_Directions_:
Identify each line containing the word "JSON" and copy it.

[Data entries]
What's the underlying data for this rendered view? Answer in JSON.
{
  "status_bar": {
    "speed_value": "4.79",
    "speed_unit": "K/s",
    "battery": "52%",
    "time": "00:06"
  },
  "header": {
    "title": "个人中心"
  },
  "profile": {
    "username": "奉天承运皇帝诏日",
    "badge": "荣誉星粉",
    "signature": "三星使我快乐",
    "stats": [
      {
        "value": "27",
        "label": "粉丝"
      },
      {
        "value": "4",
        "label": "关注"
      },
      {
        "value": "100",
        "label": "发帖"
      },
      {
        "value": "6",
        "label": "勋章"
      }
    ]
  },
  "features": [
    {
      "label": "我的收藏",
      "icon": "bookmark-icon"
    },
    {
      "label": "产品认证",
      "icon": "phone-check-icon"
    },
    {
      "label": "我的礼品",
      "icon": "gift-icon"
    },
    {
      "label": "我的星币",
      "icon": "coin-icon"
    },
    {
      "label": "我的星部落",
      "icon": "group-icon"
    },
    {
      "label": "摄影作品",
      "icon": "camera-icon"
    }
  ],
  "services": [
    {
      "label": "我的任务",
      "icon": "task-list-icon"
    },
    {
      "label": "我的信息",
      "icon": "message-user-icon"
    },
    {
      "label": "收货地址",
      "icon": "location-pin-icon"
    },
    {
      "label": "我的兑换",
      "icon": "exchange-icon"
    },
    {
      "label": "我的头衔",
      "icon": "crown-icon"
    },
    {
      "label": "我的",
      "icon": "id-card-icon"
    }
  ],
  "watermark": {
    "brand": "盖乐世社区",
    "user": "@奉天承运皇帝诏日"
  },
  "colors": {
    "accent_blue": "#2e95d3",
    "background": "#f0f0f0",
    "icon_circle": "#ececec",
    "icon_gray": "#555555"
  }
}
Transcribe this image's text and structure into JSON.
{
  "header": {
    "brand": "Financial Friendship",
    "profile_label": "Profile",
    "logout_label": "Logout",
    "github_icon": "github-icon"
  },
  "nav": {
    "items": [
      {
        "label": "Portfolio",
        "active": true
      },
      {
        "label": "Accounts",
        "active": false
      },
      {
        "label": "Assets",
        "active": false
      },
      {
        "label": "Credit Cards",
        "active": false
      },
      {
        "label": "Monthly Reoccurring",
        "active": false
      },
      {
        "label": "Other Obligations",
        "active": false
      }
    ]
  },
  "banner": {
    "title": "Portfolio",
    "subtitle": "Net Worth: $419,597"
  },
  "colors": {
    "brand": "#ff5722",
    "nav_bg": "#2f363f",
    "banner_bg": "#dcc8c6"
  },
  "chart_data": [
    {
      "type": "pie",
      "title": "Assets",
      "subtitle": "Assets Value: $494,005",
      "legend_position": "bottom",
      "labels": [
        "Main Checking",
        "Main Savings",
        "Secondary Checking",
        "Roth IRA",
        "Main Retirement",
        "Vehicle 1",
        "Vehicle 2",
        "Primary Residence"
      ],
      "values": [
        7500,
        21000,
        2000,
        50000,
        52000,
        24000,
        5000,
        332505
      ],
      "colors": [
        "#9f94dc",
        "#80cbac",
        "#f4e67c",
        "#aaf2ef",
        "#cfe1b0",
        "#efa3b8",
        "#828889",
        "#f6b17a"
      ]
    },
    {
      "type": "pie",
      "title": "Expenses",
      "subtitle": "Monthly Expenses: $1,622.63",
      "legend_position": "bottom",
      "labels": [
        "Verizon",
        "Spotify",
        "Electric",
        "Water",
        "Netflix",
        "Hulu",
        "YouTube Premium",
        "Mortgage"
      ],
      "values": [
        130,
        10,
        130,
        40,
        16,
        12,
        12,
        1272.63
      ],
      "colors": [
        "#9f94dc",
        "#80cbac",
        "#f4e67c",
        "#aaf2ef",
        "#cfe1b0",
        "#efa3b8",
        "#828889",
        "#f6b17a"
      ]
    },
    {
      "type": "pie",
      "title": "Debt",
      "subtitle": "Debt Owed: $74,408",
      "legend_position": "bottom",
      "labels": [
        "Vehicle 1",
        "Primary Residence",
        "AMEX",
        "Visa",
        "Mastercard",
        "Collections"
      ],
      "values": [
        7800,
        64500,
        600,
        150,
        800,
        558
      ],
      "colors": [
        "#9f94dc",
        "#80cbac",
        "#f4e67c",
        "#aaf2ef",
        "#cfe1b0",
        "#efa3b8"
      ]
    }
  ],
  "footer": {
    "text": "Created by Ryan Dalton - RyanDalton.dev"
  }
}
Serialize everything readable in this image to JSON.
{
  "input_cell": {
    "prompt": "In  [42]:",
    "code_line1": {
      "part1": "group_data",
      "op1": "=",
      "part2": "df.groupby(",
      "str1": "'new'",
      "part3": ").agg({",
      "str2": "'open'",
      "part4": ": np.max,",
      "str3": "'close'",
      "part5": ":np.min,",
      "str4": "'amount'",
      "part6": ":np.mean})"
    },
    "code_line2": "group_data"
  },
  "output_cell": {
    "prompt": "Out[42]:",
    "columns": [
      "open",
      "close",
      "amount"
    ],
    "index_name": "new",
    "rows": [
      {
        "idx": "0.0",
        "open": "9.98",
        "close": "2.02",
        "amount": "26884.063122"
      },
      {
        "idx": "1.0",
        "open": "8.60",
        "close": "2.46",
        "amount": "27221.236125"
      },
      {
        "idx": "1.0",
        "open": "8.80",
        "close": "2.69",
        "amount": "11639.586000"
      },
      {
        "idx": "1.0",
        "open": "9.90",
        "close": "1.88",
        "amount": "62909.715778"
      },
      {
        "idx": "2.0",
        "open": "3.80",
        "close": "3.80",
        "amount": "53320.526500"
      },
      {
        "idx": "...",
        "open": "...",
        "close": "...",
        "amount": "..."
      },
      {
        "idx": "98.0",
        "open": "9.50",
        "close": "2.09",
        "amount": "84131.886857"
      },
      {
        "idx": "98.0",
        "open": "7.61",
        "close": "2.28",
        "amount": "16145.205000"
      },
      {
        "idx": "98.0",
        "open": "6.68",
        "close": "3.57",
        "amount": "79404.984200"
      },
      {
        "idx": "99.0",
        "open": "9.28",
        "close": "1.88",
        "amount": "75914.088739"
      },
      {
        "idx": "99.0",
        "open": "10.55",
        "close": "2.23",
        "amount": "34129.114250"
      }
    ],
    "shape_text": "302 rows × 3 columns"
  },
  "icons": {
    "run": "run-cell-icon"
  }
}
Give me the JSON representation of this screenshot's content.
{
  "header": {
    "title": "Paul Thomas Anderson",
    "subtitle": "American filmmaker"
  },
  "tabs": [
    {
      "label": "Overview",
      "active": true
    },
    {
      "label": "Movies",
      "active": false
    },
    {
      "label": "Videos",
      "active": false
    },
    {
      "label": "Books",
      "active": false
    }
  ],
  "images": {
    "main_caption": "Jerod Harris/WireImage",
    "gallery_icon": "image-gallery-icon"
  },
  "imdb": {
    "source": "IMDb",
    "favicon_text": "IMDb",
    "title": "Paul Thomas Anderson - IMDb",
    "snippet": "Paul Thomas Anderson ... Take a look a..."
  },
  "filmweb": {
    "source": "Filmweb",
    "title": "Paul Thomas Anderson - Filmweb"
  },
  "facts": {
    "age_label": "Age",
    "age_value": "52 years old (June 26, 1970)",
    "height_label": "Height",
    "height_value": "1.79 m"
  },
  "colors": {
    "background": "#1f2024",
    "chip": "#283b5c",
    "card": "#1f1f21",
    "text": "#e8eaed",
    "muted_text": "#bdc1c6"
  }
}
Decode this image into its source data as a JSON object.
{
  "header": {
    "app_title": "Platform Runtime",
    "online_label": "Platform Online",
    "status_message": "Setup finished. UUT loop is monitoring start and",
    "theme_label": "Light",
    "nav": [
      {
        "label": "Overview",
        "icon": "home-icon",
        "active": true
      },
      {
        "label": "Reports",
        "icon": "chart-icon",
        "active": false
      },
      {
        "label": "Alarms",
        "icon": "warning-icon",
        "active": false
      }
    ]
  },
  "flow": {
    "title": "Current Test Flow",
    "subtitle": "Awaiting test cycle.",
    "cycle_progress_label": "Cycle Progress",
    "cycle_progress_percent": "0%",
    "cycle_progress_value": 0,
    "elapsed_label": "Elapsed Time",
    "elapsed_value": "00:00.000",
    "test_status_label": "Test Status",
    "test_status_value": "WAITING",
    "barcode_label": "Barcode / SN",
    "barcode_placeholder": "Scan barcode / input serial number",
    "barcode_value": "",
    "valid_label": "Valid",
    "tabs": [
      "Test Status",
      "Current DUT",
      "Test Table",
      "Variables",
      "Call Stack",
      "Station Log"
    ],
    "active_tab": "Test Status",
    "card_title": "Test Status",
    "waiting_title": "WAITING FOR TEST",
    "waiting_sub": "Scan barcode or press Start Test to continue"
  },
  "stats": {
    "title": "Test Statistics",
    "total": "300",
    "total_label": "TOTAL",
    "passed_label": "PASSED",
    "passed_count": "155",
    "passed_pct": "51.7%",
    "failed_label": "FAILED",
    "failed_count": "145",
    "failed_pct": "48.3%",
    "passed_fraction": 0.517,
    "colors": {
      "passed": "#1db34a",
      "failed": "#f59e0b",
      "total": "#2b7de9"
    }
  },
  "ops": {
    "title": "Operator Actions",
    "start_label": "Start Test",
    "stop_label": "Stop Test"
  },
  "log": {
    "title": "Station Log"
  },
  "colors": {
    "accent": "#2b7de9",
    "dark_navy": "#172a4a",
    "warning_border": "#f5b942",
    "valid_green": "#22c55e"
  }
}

_Full solution_:
What's the underlying data for this rendered view? Answer in JSON.
Transcribe this image's text and structure into JSON.
Serialize everything readable in this image to JSON.
Give me the JSON representation of this screenshot's content.
Decode this image into its source data as a JSON object.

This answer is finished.